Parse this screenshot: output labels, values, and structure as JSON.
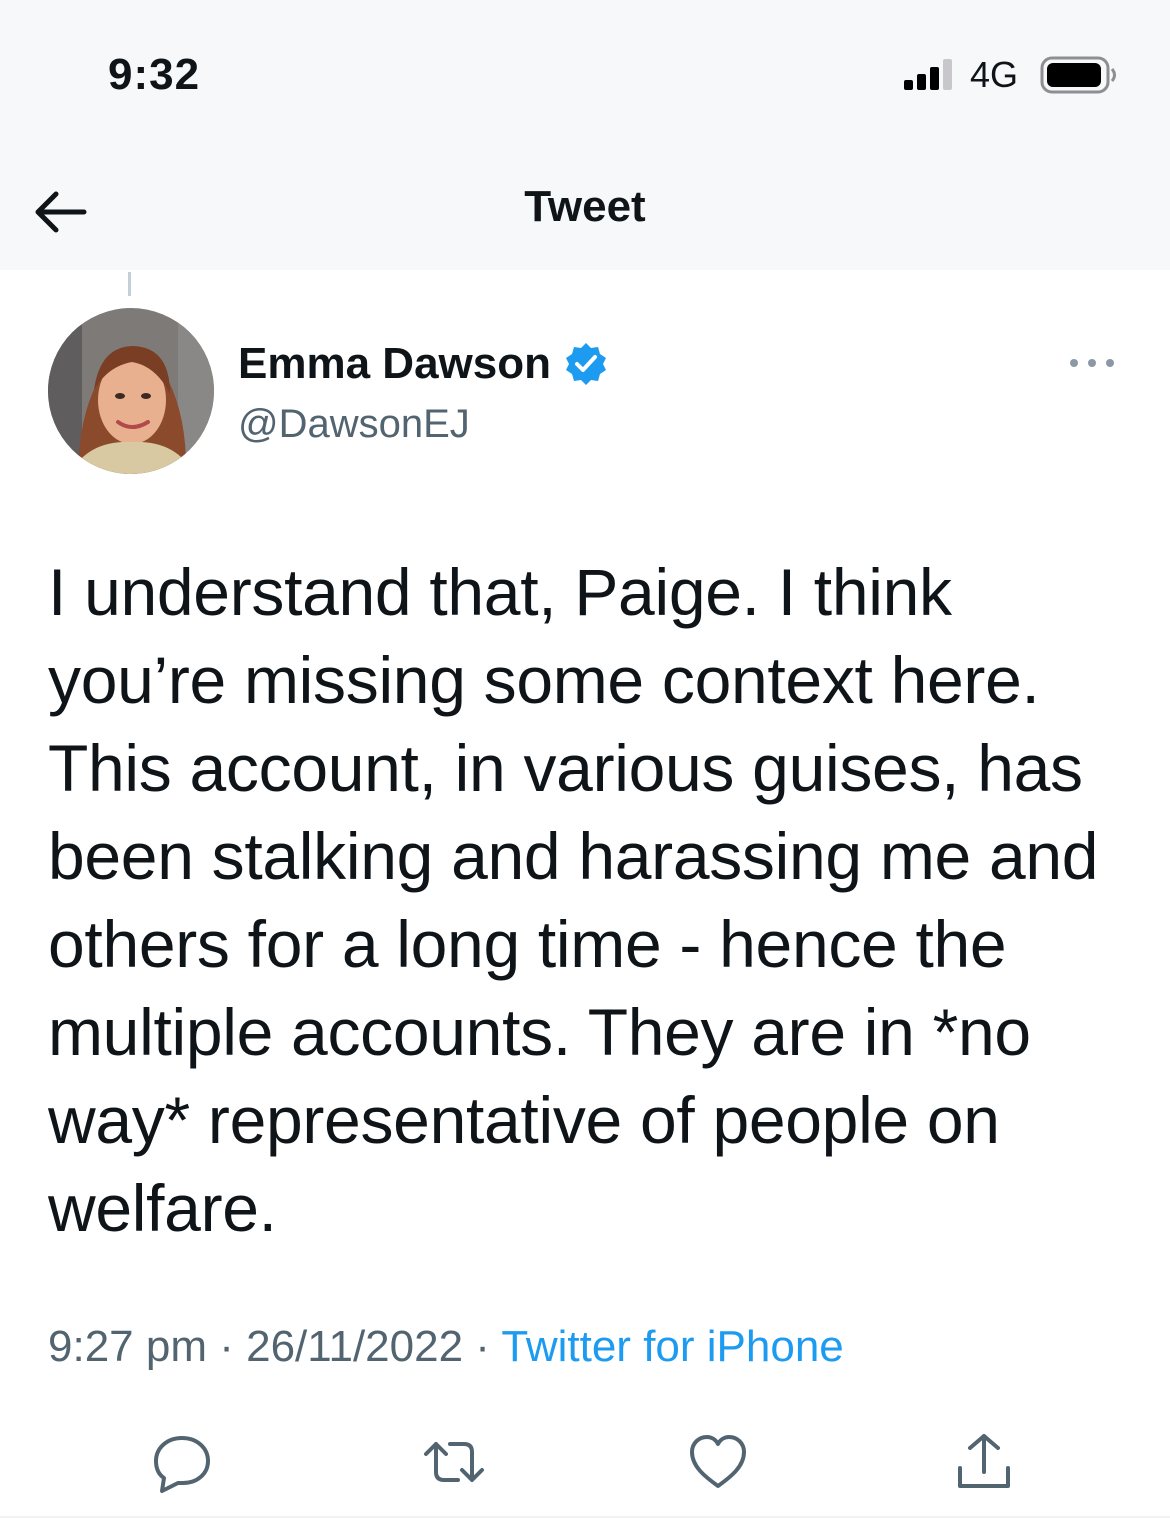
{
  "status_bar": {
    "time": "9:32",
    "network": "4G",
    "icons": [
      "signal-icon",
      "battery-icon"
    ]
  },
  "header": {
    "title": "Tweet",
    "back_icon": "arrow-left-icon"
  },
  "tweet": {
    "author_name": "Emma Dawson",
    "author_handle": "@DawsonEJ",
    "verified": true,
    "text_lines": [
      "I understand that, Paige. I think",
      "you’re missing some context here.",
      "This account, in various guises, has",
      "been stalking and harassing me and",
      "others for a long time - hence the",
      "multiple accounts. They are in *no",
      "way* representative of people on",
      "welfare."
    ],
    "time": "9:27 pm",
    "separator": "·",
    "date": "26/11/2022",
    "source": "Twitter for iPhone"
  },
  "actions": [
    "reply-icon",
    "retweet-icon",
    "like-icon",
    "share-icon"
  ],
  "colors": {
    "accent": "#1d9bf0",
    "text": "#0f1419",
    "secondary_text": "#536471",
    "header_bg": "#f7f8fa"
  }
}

# # #

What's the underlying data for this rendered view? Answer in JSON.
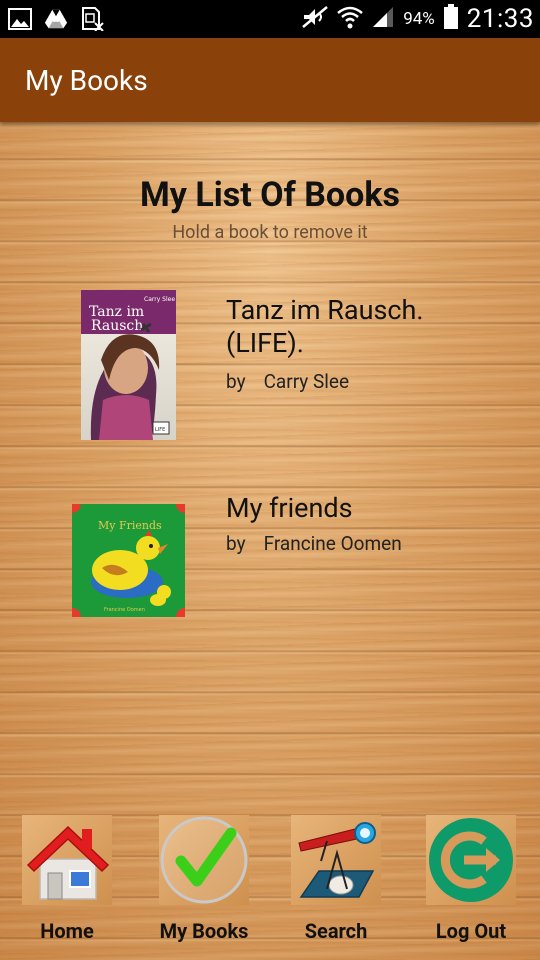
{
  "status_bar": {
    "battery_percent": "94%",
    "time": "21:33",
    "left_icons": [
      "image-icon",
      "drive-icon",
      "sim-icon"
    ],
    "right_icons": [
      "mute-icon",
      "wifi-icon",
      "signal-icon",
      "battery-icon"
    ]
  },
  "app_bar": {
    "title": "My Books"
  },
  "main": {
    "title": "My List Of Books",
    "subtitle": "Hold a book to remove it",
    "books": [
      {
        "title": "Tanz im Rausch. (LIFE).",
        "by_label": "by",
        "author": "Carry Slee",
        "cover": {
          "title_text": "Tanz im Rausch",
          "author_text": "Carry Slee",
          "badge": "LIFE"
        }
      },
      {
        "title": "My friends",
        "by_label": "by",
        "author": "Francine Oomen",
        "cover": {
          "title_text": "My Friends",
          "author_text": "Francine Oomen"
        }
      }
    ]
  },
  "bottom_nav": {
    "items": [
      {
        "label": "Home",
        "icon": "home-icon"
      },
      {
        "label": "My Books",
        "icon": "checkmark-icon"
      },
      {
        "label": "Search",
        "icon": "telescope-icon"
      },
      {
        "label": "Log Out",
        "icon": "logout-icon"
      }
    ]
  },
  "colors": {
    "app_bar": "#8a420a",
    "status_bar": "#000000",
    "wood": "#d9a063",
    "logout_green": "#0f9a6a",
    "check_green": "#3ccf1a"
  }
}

# # #

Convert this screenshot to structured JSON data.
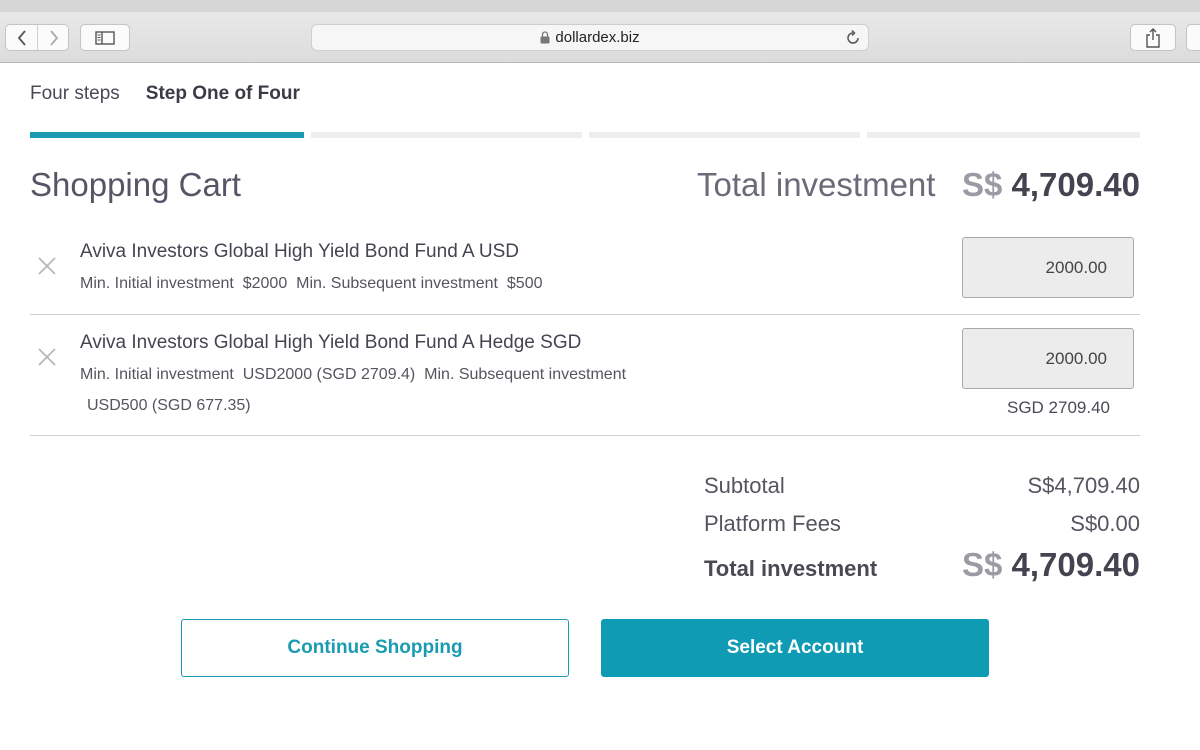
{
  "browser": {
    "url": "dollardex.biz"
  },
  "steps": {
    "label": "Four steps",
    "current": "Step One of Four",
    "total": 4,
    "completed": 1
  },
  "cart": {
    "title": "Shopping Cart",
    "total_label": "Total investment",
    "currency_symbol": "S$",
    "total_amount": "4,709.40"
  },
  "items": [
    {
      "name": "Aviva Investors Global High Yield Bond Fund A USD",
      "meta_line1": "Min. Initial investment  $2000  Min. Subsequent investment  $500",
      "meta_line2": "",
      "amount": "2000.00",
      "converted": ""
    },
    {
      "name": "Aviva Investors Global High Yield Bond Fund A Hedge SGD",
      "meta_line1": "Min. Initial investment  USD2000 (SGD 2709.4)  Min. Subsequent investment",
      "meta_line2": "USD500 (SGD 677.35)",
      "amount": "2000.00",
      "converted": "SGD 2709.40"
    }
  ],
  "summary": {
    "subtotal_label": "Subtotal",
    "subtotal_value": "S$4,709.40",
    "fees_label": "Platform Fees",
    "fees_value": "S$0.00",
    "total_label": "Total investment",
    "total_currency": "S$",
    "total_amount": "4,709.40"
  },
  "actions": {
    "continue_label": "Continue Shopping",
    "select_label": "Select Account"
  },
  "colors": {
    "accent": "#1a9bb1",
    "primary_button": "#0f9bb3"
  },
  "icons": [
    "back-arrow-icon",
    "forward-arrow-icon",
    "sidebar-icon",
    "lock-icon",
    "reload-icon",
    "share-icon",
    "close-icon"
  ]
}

# # #

Your answer should be a single number: how many lines of the material contain the word "Oomen".

:: Solution for this exercise ::
2